= Task description =
Copy every record below exactly.

= Supplied records =
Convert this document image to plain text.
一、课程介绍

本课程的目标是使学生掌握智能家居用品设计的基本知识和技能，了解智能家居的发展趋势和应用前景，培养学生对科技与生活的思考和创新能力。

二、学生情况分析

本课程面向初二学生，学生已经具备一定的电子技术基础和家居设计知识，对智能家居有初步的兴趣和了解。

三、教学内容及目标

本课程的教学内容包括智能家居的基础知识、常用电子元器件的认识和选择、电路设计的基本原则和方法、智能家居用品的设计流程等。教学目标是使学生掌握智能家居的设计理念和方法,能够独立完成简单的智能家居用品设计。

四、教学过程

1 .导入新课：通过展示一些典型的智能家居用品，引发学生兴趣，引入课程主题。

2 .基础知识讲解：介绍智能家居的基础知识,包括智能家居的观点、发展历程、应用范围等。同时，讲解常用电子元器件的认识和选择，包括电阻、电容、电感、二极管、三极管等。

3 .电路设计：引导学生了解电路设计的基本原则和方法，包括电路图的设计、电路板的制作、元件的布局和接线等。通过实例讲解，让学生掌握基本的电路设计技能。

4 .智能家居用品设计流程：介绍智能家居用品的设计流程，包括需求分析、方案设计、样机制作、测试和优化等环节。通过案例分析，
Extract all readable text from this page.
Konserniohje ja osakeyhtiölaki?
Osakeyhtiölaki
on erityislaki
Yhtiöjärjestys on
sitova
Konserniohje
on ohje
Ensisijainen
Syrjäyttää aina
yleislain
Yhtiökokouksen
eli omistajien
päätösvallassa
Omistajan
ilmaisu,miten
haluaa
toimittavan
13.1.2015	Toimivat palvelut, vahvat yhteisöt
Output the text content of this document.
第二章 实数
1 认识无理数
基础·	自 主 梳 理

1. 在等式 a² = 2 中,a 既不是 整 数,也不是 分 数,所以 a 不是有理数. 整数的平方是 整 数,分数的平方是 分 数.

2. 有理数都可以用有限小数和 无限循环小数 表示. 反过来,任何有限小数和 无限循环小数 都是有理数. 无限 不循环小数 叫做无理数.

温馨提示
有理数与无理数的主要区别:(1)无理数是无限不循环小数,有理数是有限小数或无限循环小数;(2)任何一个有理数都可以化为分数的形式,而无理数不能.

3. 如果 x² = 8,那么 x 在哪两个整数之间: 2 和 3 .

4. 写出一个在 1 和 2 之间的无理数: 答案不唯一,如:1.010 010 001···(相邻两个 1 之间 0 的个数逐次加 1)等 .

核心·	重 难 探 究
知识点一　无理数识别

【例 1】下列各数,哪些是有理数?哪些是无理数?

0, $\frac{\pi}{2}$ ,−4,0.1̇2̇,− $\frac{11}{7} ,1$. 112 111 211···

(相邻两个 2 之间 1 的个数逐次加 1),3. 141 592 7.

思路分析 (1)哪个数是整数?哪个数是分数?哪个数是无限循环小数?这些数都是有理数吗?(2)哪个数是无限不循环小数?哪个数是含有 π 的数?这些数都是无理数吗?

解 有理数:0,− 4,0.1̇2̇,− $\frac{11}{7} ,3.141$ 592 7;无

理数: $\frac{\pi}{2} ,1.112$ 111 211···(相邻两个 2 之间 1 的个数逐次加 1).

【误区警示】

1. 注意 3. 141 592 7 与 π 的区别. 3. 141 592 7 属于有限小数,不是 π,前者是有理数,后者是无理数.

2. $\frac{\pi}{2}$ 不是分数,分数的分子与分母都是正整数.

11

= Result for this exercise =
Convert this document image to plain text.
一、课程介绍

本课程的目标是使学生掌握智能家居用品设计的基本知识和技能，了解智能家居的发展趋势和应用前景，培养学生对科技与生活的思考和创新能力。

二、学生情况分析

本课程面向初二学生，学生已经具备一定的电子技术基础和家居设计知识，对智能家居有初步的兴趣和了解。

三、教学内容及目标

本课程的教学内容包括智能家居的基础知识、常用电子元器件的认识和选择、电路设计的基本原则和方法、智能家居用品的设计流程等。教学目标是使学生掌握智能家居的设计理念和方法,能够独立完成简单的智能家居用品设计。

四、教学过程

1 .导入新课：通过展示一些典型的智能家居用品，引发学生兴趣，引入课程主题。

2 .基础知识讲解：介绍智能家居的基础知识,包括智能家居的观点、发展历程、应用范围等。同时，讲解常用电子元器件的认识和选择，包括电阻、电容、电感、二极管、三极管等。

3 .电路设计：引导学生了解电路设计的基本原则和方法，包括电路图的设计、电路板的制作、元件的布局和接线等。通过实例讲解，让学生掌握基本的电路设计技能。

4 .智能家居用品设计流程：介绍智能家居用品的设计流程，包括需求分析、方案设计、样机制作、测试和优化等环节。通过案例分析，
Extract all readable text from this page.
Konserniohje ja osakeyhtiölaki?
Osakeyhtiölaki
on erityislaki
Yhtiöjärjestys on
sitova
Konserniohje
on ohje
Ensisijainen
Syrjäyttää aina
yleislain
Yhtiökokouksen
eli omistajien
päätösvallassa
Omistajan
ilmaisu,miten
haluaa
toimittavan
13.1.2015	Toimivat palvelut, vahvat yhteisöt
Output the text content of this document.
第二章 实数
1 认识无理数
基础·	自 主 梳 理

1. 在等式 a² = 2 中,a 既不是 整 数,也不是 分 数,所以 a 不是有理数. 整数的平方是 整 数,分数的平方是 分 数.

2. 有理数都可以用有限小数和 无限循环小数 表示. 反过来,任何有限小数和 无限循环小数 都是有理数. 无限 不循环小数 叫做无理数.

温馨提示
有理数与无理数的主要区别:(1)无理数是无限不循环小数,有理数是有限小数或无限循环小数;(2)任何一个有理数都可以化为分数的形式,而无理数不能.

3. 如果 x² = 8,那么 x 在哪两个整数之间: 2 和 3 .

4. 写出一个在 1 和 2 之间的无理数: 答案不唯一,如:1.010 010 001···(相邻两个 1 之间 0 的个数逐次加 1)等 .

核心·	重 难 探 究
知识点一　无理数识别

【例 1】下列各数,哪些是有理数?哪些是无理数?

0, $\frac{\pi}{2}$ ,−4,0.1̇2̇,− $\frac{11}{7} ,1$. 112 111 211···

(相邻两个 2 之间 1 的个数逐次加 1),3. 141 592 7.

思路分析 (1)哪个数是整数?哪个数是分数?哪个数是无限循环小数?这些数都是有理数吗?(2)哪个数是无限不循环小数?哪个数是含有 π 的数?这些数都是无理数吗?

解 有理数:0,− 4,0.1̇2̇,− $\frac{11}{7} ,3.141$ 592 7;无

理数: $\frac{\pi}{2} ,1.112$ 111 211···(相邻两个 2 之间 1 的个数逐次加 1).

【误区警示】

1. 注意 3. 141 592 7 与 π 的区别. 3. 141 592 7 属于有限小数,不是 π,前者是有理数,后者是无理数.

2. $\frac{\pi}{2}$ 不是分数,分数的分子与分母都是正整数.

11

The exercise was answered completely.